_Task objective_
Rewrite the records between the lines holding "shuttle-label: FREE SHUTTLE" and "interpretation-detail-end: or call", inclusive, replacing "snacks" with "refreshments" and leaving everything else unchanged.

(Region annotation records)

------

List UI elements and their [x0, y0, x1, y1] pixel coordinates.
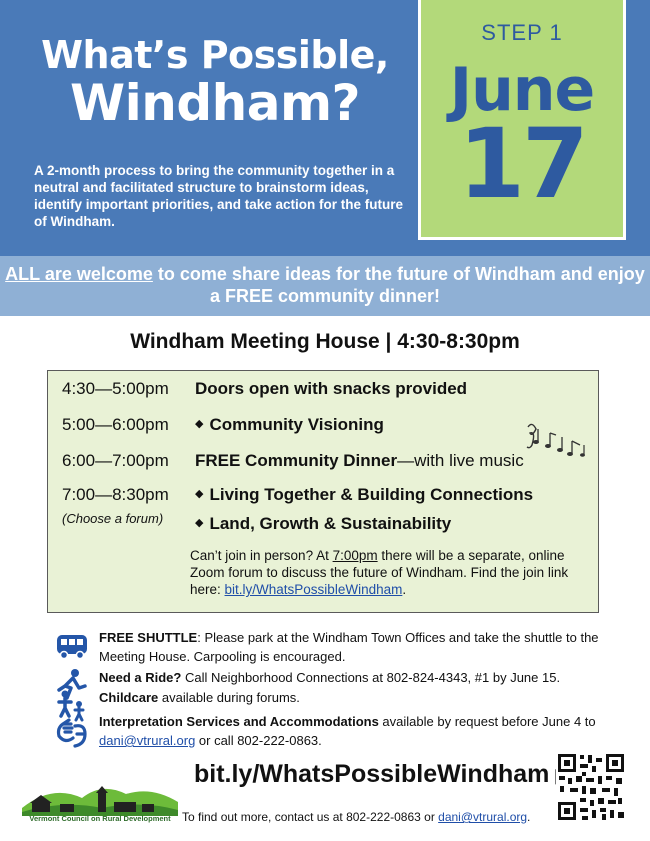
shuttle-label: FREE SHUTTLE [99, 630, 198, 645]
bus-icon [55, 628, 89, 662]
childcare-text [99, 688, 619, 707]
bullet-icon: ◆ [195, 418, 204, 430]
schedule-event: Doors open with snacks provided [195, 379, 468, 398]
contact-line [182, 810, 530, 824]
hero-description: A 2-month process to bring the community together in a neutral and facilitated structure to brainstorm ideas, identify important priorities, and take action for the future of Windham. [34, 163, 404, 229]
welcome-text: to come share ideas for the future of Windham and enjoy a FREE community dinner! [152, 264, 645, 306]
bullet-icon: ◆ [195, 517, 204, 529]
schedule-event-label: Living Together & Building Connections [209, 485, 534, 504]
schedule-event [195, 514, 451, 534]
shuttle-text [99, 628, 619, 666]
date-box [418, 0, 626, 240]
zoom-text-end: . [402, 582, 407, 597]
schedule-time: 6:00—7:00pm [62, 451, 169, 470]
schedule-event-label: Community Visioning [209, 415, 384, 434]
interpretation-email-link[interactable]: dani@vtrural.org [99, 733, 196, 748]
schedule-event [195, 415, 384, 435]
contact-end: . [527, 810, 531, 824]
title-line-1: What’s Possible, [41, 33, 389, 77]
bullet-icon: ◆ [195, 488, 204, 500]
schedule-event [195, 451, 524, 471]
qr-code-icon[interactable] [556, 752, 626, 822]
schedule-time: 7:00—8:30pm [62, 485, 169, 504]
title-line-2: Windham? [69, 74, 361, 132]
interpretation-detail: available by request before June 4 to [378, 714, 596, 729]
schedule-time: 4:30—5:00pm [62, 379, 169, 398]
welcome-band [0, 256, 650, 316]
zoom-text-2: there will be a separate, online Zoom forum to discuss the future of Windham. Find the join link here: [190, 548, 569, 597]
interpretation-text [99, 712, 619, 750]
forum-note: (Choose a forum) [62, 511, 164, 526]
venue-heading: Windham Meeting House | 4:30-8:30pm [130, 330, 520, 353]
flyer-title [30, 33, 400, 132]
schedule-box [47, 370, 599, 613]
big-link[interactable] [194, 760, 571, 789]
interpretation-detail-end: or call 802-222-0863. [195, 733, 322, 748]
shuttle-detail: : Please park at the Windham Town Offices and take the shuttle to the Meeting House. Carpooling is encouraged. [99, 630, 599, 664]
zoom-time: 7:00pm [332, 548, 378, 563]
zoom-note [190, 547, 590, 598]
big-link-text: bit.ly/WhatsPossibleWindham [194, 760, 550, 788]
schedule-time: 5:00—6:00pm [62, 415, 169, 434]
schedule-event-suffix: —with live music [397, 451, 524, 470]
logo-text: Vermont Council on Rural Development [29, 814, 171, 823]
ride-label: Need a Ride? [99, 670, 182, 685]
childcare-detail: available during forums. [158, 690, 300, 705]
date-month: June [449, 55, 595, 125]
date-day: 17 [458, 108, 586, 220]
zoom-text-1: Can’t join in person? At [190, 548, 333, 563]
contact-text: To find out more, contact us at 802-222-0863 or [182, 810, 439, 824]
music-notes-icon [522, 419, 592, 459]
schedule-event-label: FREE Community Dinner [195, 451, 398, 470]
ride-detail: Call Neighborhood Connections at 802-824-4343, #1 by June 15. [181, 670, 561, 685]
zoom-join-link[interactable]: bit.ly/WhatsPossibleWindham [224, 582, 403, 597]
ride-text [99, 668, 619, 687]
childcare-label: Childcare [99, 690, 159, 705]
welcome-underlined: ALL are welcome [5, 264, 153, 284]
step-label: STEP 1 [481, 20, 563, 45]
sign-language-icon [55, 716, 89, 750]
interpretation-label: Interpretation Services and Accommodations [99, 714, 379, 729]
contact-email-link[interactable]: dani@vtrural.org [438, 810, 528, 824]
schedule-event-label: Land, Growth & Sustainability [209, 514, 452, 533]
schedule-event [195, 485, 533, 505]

------

_The response_
shuttle-label: FREE SHUTTLE [99, 630, 198, 645]
bus-icon [55, 628, 89, 662]
childcare-text [99, 688, 619, 707]
bullet-icon: ◆ [195, 418, 204, 430]
schedule-event: Doors open with refreshments provided [195, 379, 468, 398]
contact-line [182, 810, 530, 824]
hero-description: A 2-month process to bring the community together in a neutral and facilitated structure to brainstorm ideas, identify important priorities, and take action for the future of Windham. [34, 163, 404, 229]
welcome-text: to come share ideas for the future of Windham and enjoy a FREE community dinner! [152, 264, 645, 306]
bullet-icon: ◆ [195, 517, 204, 529]
schedule-event-label: Living Together & Building Connections [209, 485, 534, 504]
schedule-event [195, 514, 451, 534]
shuttle-text [99, 628, 619, 666]
date-box [418, 0, 626, 240]
zoom-text-end: . [402, 582, 407, 597]
schedule-time: 6:00—7:00pm [62, 451, 169, 470]
schedule-event-label: Community Visioning [209, 415, 384, 434]
interpretation-email-link[interactable]: dani@vtrural.org [99, 733, 196, 748]
schedule-event [195, 415, 384, 435]
contact-end: . [527, 810, 531, 824]
title-line-1: What’s Possible, [41, 33, 389, 77]
bullet-icon: ◆ [195, 488, 204, 500]
schedule-event [195, 451, 524, 471]
qr-code-icon[interactable] [556, 752, 626, 822]
schedule-time: 7:00—8:30pm [62, 485, 169, 504]
title-line-2: Windham? [69, 74, 361, 132]
interpretation-detail: available by request before June 4 to [378, 714, 596, 729]
schedule-time: 4:30—5:00pm [62, 379, 169, 398]
welcome-band [0, 256, 650, 316]
zoom-text-2: there will be a separate, online Zoom forum to discuss the future of Windham. Find the join link here: [190, 548, 569, 597]
interpretation-text [99, 712, 619, 750]
forum-note: (Choose a forum) [62, 511, 164, 526]
venue-heading: Windham Meeting House | 4:30-8:30pm [130, 330, 520, 353]
flyer-title [30, 33, 400, 132]
schedule-box [47, 370, 599, 613]
big-link[interactable] [194, 760, 571, 789]
interpretation-detail-end: or call 802-222-0863. [195, 733, 322, 748]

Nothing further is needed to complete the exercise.